-- Start --

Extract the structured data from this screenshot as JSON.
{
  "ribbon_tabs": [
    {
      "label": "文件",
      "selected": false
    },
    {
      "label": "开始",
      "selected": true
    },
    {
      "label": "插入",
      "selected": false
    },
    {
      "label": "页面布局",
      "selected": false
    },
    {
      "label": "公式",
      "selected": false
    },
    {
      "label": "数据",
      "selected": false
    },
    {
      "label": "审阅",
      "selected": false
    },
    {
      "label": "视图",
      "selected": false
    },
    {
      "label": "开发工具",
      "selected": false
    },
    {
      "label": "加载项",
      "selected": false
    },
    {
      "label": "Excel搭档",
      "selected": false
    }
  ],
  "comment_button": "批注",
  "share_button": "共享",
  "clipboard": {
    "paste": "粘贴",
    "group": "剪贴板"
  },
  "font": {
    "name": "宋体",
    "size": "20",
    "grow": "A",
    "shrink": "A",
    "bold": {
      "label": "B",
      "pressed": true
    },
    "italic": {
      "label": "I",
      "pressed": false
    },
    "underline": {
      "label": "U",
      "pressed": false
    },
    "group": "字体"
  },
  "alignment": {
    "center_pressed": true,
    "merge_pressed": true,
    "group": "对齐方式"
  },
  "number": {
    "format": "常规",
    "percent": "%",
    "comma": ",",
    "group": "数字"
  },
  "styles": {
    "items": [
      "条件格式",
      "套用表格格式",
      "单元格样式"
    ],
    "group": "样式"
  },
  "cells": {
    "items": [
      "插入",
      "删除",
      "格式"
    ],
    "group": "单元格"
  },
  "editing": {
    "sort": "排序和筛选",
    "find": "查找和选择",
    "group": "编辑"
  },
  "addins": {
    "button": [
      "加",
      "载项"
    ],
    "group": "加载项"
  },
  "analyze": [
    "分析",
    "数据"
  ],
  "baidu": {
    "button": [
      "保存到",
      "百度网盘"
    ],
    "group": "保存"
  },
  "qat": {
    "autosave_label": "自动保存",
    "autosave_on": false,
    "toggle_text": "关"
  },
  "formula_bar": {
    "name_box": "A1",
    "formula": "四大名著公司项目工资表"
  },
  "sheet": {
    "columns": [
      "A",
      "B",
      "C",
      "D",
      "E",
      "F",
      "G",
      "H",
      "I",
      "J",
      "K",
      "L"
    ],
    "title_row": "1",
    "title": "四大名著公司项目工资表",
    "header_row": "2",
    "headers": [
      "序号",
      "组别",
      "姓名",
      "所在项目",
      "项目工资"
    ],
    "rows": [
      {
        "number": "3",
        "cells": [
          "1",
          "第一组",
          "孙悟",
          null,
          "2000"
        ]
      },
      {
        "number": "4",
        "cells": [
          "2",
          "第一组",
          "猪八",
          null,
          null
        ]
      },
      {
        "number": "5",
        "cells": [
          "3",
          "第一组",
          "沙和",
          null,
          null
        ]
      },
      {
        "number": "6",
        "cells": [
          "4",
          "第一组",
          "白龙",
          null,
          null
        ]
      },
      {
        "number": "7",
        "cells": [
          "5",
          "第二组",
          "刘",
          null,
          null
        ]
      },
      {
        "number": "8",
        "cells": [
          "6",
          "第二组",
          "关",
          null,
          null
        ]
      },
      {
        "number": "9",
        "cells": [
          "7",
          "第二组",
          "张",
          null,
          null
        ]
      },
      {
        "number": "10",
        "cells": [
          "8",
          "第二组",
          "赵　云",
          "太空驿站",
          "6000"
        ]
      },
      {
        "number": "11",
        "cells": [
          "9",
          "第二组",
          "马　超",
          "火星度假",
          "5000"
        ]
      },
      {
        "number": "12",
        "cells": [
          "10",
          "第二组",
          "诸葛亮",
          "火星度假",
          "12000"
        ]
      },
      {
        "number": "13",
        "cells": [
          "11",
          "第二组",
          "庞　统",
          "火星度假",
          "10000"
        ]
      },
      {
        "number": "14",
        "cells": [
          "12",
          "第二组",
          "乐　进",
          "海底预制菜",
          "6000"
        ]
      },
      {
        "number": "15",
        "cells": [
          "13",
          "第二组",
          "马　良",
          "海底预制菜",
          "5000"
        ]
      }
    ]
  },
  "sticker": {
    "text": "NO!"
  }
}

-- End --

- [Required work] Check each line in the records for the word "true" and say how many have it, with nothing else.

- [Result for this task] 4